[Records from a data source]

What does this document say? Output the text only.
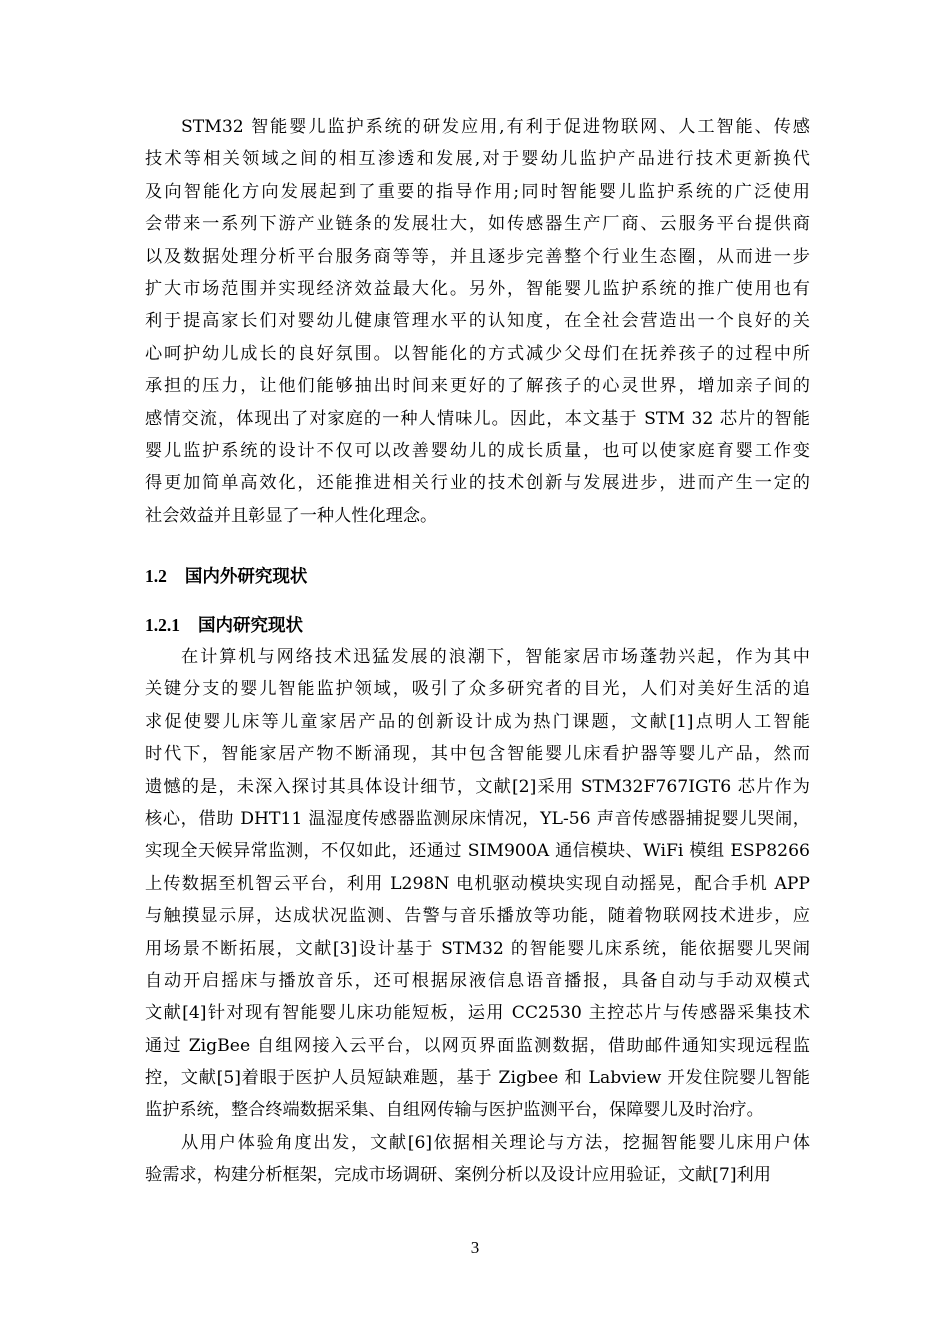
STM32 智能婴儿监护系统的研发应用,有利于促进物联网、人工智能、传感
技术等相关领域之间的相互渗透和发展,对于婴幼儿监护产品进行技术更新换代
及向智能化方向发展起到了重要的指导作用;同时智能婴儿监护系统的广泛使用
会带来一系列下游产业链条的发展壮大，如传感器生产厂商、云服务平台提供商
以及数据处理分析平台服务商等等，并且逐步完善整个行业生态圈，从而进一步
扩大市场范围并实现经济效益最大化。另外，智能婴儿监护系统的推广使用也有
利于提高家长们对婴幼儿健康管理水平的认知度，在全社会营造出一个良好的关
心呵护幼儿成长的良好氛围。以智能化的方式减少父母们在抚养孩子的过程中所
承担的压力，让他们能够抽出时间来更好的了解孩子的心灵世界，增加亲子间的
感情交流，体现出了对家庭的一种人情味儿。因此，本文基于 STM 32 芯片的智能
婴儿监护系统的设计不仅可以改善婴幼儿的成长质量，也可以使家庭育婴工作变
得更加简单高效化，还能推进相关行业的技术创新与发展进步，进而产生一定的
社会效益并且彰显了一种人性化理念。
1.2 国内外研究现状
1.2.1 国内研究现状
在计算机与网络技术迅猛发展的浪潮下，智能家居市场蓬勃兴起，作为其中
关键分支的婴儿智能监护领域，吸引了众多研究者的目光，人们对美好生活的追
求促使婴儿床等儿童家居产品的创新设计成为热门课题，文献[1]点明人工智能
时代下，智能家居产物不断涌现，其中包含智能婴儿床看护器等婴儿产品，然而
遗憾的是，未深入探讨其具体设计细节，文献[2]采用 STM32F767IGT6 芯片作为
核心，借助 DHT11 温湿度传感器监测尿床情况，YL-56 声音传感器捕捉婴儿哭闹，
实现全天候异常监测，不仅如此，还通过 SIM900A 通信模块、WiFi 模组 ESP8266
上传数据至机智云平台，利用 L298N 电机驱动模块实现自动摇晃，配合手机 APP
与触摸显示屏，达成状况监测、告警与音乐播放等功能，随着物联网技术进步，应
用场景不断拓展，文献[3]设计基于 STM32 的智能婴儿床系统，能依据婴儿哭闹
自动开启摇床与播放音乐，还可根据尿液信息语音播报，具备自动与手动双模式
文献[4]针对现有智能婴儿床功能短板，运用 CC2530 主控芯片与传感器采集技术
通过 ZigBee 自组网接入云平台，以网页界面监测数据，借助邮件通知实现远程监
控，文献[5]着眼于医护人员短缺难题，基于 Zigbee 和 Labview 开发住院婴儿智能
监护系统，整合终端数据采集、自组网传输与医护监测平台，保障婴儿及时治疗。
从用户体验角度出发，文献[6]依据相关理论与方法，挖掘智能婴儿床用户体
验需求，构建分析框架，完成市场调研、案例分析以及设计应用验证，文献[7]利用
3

--

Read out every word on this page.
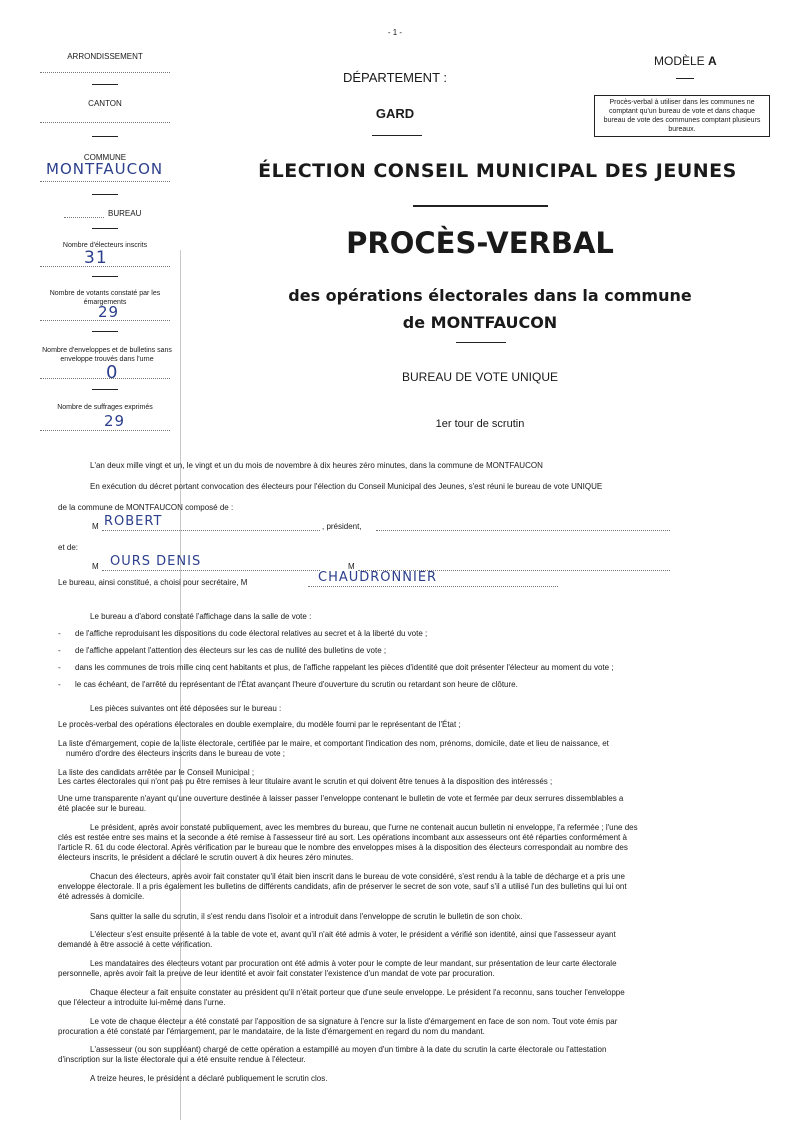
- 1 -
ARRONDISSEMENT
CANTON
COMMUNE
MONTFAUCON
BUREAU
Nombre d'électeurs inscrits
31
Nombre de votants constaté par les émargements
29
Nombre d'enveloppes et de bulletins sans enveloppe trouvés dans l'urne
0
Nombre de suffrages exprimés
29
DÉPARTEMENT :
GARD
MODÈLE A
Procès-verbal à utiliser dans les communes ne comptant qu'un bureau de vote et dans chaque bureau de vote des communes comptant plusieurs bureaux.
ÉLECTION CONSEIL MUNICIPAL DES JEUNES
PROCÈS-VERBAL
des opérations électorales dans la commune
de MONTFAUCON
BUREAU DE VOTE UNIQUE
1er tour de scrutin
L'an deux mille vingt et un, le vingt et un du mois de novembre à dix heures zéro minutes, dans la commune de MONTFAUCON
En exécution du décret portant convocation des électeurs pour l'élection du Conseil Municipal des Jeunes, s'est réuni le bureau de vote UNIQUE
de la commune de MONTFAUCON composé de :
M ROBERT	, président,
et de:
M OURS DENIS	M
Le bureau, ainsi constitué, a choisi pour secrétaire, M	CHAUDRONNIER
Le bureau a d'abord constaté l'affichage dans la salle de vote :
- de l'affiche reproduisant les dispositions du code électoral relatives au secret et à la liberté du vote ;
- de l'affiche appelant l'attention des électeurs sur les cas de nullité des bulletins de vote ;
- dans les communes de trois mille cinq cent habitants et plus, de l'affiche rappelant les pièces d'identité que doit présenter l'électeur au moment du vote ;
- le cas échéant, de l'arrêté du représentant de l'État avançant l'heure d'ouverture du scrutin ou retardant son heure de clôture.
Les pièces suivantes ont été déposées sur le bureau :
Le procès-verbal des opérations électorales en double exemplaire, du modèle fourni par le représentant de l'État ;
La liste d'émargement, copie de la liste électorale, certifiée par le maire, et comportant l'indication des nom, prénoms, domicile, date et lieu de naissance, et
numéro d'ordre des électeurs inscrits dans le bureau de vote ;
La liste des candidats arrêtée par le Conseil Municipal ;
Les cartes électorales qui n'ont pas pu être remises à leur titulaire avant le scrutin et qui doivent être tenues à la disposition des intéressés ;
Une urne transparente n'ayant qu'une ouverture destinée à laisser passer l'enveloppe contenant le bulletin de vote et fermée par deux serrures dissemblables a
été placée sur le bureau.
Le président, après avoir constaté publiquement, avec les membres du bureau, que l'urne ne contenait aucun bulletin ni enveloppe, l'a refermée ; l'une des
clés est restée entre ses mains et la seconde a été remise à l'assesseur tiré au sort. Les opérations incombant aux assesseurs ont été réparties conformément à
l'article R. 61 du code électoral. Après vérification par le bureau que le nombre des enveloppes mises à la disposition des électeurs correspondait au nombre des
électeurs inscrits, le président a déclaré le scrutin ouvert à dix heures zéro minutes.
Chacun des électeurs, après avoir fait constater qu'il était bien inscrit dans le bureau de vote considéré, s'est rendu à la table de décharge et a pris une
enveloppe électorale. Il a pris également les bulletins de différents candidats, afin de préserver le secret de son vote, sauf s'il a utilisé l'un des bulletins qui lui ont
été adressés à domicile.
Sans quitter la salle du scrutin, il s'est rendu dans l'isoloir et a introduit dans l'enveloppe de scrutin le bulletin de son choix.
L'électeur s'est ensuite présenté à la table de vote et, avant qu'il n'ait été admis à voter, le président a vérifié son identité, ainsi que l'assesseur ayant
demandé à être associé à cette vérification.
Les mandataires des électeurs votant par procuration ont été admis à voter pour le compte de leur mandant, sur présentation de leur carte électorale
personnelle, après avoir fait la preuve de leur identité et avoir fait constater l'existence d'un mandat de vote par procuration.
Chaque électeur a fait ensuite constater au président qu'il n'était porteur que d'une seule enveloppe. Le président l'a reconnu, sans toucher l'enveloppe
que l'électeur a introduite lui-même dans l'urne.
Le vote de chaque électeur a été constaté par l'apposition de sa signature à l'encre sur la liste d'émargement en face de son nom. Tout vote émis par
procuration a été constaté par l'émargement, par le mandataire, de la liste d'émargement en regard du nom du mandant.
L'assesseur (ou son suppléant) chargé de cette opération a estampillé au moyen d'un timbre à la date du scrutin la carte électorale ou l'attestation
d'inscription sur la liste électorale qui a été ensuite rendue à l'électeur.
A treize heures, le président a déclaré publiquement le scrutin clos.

** Exercise **
Go through the entries above and pull out each line with "domicile" in it.

** In response **
La liste d'émargement, copie de la liste électorale, certifiée par le maire, et comportant l'indication des nom, prénoms, domicile, date et lieu de naissance, et
été adressés à domicile.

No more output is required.